Reproduce each record exactly.
### Supplied records ###
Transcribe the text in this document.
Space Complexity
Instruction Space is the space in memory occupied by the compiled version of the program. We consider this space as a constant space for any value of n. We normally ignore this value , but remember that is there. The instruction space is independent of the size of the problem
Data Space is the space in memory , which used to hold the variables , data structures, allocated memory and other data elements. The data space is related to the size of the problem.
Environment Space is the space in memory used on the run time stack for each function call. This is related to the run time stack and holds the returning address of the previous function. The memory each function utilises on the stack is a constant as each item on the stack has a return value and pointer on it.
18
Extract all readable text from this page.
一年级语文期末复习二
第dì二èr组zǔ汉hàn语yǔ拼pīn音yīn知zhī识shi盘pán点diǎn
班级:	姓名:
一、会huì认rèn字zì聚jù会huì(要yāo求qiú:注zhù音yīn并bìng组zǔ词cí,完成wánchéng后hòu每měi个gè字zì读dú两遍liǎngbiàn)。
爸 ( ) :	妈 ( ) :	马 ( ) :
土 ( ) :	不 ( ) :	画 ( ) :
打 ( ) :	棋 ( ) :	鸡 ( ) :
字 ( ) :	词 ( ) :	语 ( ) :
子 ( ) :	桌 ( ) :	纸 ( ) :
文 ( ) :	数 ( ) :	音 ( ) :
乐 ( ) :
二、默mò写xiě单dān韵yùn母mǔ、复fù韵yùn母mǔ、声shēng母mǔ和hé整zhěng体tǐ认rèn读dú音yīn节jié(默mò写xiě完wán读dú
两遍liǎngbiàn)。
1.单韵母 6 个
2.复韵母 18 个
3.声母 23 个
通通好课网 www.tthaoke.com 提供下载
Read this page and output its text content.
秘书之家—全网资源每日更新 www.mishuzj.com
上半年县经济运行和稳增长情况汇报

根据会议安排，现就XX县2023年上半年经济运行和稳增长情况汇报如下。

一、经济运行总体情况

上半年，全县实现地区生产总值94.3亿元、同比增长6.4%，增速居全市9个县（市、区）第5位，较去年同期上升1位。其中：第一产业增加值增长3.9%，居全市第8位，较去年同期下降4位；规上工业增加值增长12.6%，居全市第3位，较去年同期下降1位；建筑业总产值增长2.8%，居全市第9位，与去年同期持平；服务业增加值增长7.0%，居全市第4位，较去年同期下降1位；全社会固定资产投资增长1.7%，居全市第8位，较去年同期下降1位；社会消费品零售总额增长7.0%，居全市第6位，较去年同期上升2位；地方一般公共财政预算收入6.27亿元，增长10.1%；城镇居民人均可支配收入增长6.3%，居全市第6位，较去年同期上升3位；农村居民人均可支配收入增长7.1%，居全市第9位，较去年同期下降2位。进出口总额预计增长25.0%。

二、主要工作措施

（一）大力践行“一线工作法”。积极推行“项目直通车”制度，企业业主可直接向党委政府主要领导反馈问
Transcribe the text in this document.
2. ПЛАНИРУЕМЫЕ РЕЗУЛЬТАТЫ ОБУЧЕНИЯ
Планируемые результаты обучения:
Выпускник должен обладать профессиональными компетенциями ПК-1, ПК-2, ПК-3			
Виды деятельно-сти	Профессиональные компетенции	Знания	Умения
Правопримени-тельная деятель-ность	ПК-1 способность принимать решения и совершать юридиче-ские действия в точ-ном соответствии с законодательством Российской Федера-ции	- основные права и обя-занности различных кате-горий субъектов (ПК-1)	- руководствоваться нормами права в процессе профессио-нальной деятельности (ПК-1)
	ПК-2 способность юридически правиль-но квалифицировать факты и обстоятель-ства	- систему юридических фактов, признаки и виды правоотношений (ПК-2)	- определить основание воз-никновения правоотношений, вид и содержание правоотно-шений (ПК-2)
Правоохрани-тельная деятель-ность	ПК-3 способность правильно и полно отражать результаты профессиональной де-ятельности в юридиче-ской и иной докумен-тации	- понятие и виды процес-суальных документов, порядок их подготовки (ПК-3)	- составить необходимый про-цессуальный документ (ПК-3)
###
◆ Result for this exercise:
Transcribe the text in this document.
Space Complexity
Instruction Space is the space in memory occupied by the compiled version of the program. We consider this space as a constant space for any value of n. We normally ignore this value , but remember that is there. The instruction space is independent of the size of the problem
Data Space is the space in memory , which used to hold the variables , data structures, allocated memory and other data elements. The data space is related to the size of the problem.
Environment Space is the space in memory used on the run time stack for each function call. This is related to the run time stack and holds the returning address of the previous function. The memory each function utilises on the stack is a constant as each item on the stack has a return value and pointer on it.
18
Extract all readable text from this page.
一年级语文期末复习二
第dì二èr组zǔ汉hàn语yǔ拼pīn音yīn知zhī识shi盘pán点diǎn
班级:	姓名:
一、会huì认rèn字zì聚jù会huì(要yāo求qiú:注zhù音yīn并bìng组zǔ词cí,完成wánchéng后hòu每měi个gè字zì读dú两遍liǎngbiàn)。
爸 ( ) :	妈 ( ) :	马 ( ) :
土 ( ) :	不 ( ) :	画 ( ) :
打 ( ) :	棋 ( ) :	鸡 ( ) :
字 ( ) :	词 ( ) :	语 ( ) :
子 ( ) :	桌 ( ) :	纸 ( ) :
文 ( ) :	数 ( ) :	音 ( ) :
乐 ( ) :
二、默mò写xiě单dān韵yùn母mǔ、复fù韵yùn母mǔ、声shēng母mǔ和hé整zhěng体tǐ认rèn读dú音yīn节jié(默mò写xiě完wán读dú
两遍liǎngbiàn)。
1.单韵母 6 个
2.复韵母 18 个
3.声母 23 个
通通好课网 www.tthaoke.com 提供下载
Read this page and output its text content.
秘书之家—全网资源每日更新 www.mishuzj.com
上半年县经济运行和稳增长情况汇报

根据会议安排，现就XX县2023年上半年经济运行和稳增长情况汇报如下。

一、经济运行总体情况

上半年，全县实现地区生产总值94.3亿元、同比增长6.4%，增速居全市9个县（市、区）第5位，较去年同期上升1位。其中：第一产业增加值增长3.9%，居全市第8位，较去年同期下降4位；规上工业增加值增长12.6%，居全市第3位，较去年同期下降1位；建筑业总产值增长2.8%，居全市第9位，与去年同期持平；服务业增加值增长7.0%，居全市第4位，较去年同期下降1位；全社会固定资产投资增长1.7%，居全市第8位，较去年同期下降1位；社会消费品零售总额增长7.0%，居全市第6位，较去年同期上升2位；地方一般公共财政预算收入6.27亿元，增长10.1%；城镇居民人均可支配收入增长6.3%，居全市第6位，较去年同期上升3位；农村居民人均可支配收入增长7.1%，居全市第9位，较去年同期下降2位。进出口总额预计增长25.0%。

二、主要工作措施

（一）大力践行“一线工作法”。积极推行“项目直通车”制度，企业业主可直接向党委政府主要领导反馈问
Transcribe the text in this document.
2. ПЛАНИРУЕМЫЕ РЕЗУЛЬТАТЫ ОБУЧЕНИЯ
Планируемые результаты обучения:
Выпускник должен обладать профессиональными компетенциями ПК-1, ПК-2, ПК-3			
Виды деятельно-сти	Профессиональные компетенции	Знания	Умения
Правопримени-тельная деятель-ность	ПК-1 способность принимать решения и совершать юридиче-ские действия в точ-ном соответствии с законодательством Российской Федера-ции	- основные права и обя-занности различных кате-горий субъектов (ПК-1)	- руководствоваться нормами права в процессе профессио-нальной деятельности (ПК-1)
	ПК-2 способность юридически правиль-но квалифицировать факты и обстоятель-ства	- систему юридических фактов, признаки и виды правоотношений (ПК-2)	- определить основание воз-никновения правоотношений, вид и содержание правоотно-шений (ПК-2)
Правоохрани-тельная деятель-ность	ПК-3 способность правильно и полно отражать результаты профессиональной де-ятельности в юридиче-ской и иной докумен-тации	- понятие и виды процес-суальных документов, порядок их подготовки (ПК-3)	- составить необходимый про-цессуальный документ (ПК-3)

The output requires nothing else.